Written task:
Gather all lines in the entries below that include the word "value".

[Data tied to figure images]

"""

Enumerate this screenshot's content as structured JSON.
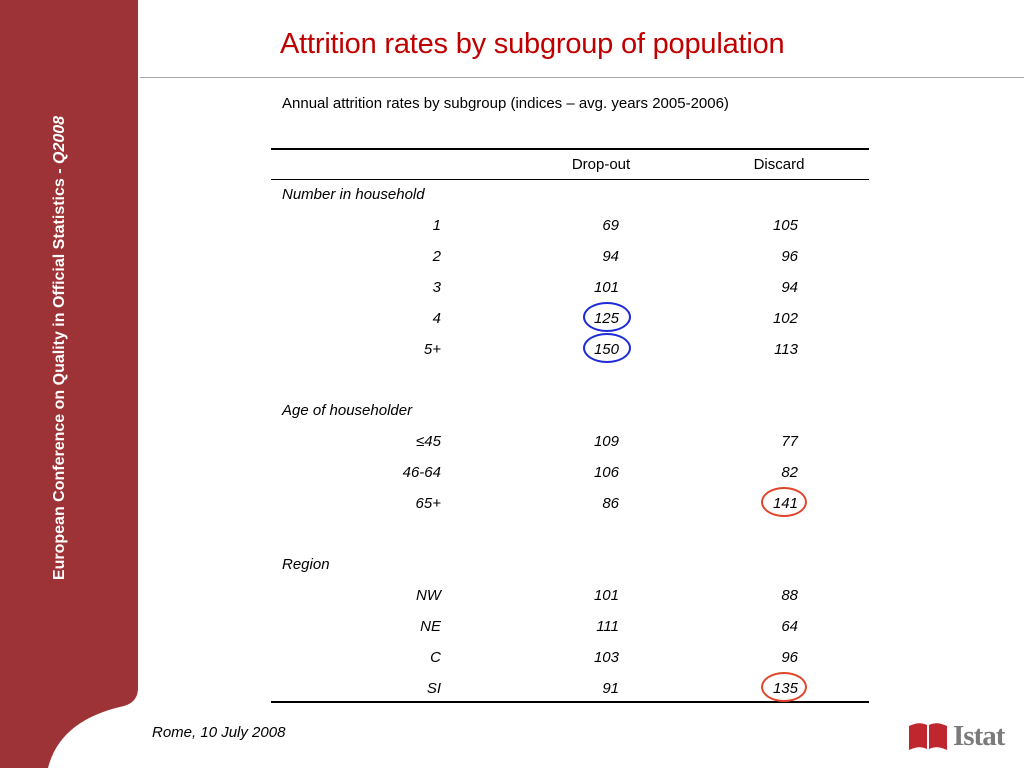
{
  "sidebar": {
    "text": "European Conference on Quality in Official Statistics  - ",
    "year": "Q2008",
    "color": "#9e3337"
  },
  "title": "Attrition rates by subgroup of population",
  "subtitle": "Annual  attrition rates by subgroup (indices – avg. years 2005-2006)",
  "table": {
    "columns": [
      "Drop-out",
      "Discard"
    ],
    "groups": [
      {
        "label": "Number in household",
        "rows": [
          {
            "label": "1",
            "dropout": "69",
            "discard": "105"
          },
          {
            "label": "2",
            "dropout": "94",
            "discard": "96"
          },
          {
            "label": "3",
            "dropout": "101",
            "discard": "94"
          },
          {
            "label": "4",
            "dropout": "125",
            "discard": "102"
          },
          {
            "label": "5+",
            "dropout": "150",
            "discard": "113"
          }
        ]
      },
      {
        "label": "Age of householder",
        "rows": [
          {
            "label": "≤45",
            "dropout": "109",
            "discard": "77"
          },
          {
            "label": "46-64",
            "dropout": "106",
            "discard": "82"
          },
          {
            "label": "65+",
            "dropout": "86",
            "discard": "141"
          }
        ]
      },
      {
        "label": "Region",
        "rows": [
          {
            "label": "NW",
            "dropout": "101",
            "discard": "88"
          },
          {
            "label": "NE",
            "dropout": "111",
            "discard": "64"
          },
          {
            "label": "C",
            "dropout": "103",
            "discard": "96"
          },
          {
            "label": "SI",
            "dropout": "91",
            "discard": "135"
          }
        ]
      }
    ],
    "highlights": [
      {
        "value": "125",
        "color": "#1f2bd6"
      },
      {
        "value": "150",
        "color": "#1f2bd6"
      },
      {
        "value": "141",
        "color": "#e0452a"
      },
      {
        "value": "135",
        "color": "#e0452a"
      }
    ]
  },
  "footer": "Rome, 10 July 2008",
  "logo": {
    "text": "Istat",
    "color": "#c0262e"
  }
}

"""

Task output:
        "value": "125",
        "value": "150",
        "value": "141",
        "value": "135",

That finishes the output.